◆ What is asked
Find each line containing the string "text". Copy it.

[Begin]

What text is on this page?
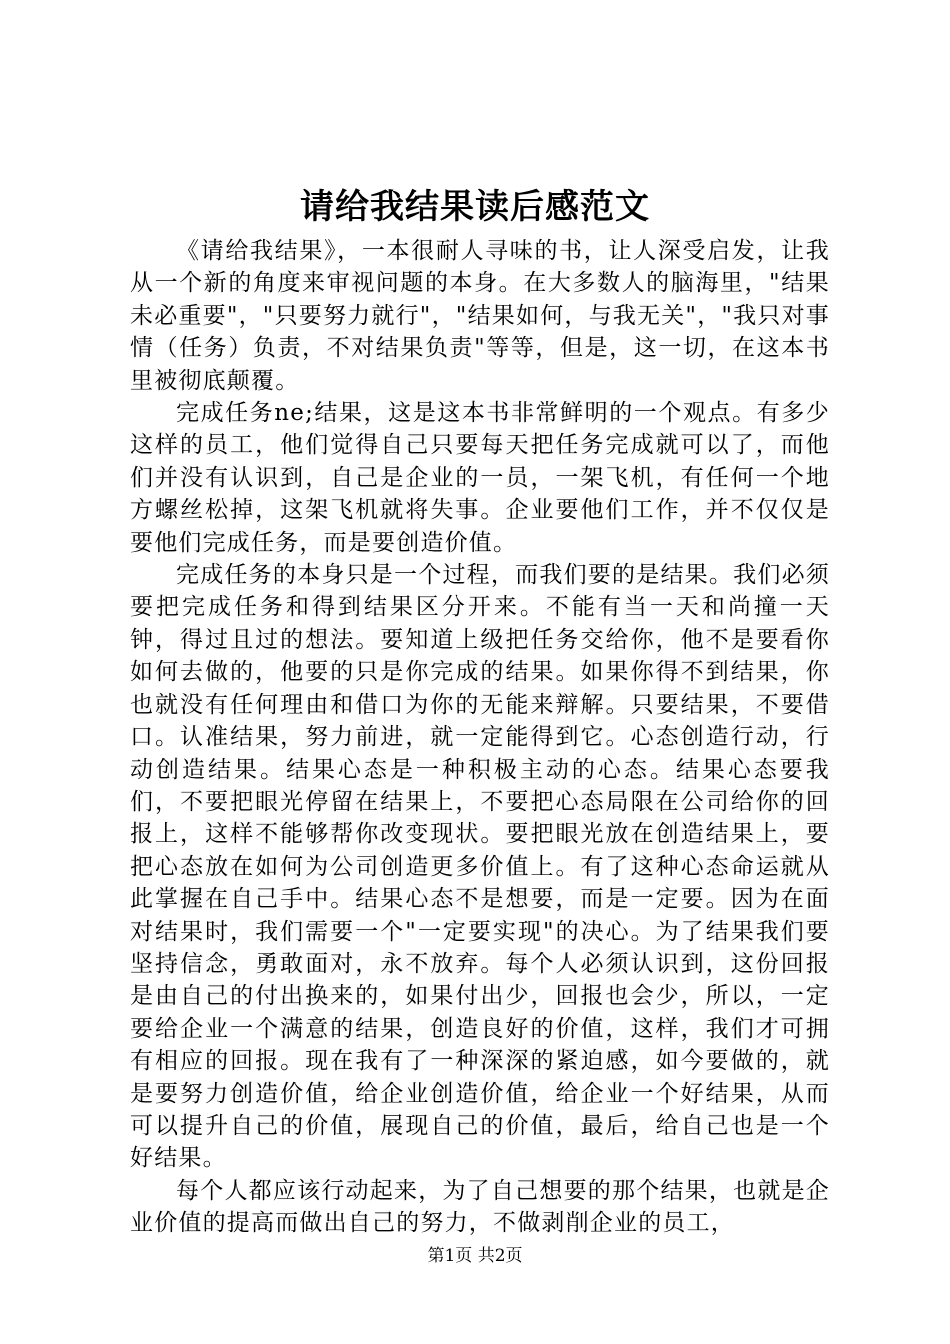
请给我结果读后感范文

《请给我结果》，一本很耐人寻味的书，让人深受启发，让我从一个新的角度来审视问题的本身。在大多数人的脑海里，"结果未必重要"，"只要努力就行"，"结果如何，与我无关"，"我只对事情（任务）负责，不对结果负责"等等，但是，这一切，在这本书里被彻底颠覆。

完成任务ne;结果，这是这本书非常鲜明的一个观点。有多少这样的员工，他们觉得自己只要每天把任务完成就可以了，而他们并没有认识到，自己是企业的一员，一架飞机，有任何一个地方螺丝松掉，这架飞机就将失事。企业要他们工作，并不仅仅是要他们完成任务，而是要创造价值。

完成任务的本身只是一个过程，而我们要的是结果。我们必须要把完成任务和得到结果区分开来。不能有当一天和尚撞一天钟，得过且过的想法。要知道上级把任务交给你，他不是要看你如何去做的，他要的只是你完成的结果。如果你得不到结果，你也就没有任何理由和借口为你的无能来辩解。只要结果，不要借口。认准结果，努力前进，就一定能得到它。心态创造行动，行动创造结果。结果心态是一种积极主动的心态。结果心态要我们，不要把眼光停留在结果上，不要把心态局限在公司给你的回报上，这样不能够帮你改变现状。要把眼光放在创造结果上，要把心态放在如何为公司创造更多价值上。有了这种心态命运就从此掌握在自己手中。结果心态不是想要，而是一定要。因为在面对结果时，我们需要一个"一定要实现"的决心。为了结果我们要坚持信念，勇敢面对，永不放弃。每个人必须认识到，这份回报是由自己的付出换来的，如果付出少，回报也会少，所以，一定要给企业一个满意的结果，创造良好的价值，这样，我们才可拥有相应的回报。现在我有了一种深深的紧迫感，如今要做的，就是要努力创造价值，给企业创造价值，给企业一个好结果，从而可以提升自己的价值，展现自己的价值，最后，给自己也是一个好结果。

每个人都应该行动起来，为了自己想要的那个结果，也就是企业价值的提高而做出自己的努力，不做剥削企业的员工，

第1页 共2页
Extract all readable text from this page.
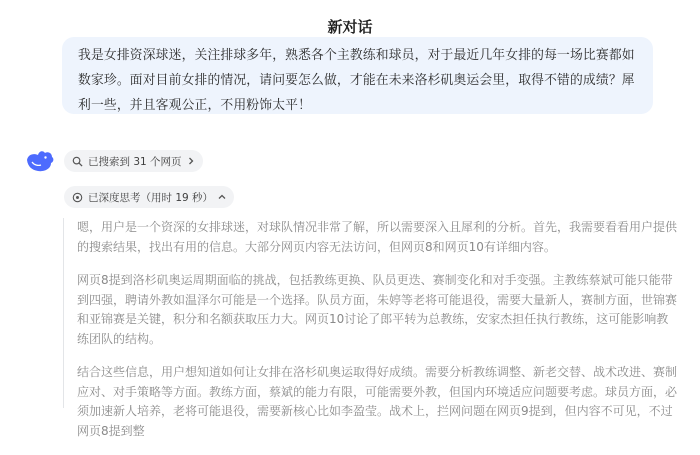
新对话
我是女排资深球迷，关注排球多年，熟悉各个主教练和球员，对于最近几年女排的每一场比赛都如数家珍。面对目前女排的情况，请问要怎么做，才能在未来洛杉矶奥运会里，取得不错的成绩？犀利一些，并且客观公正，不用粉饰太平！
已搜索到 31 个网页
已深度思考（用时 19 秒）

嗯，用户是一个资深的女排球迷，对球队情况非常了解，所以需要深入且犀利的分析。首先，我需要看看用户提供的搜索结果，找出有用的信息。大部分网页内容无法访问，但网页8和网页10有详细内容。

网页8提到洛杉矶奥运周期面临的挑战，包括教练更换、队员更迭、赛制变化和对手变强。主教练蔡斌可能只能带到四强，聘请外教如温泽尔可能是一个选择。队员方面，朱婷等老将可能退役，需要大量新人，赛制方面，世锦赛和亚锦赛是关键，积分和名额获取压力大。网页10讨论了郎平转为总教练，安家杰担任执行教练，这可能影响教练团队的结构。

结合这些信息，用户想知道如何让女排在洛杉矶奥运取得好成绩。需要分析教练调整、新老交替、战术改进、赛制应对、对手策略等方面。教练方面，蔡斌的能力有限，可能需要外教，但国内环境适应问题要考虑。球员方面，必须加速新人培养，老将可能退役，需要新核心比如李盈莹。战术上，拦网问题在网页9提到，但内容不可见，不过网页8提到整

[End]

◆ Complete response
What text is on this page?
Extract all readable text from this page.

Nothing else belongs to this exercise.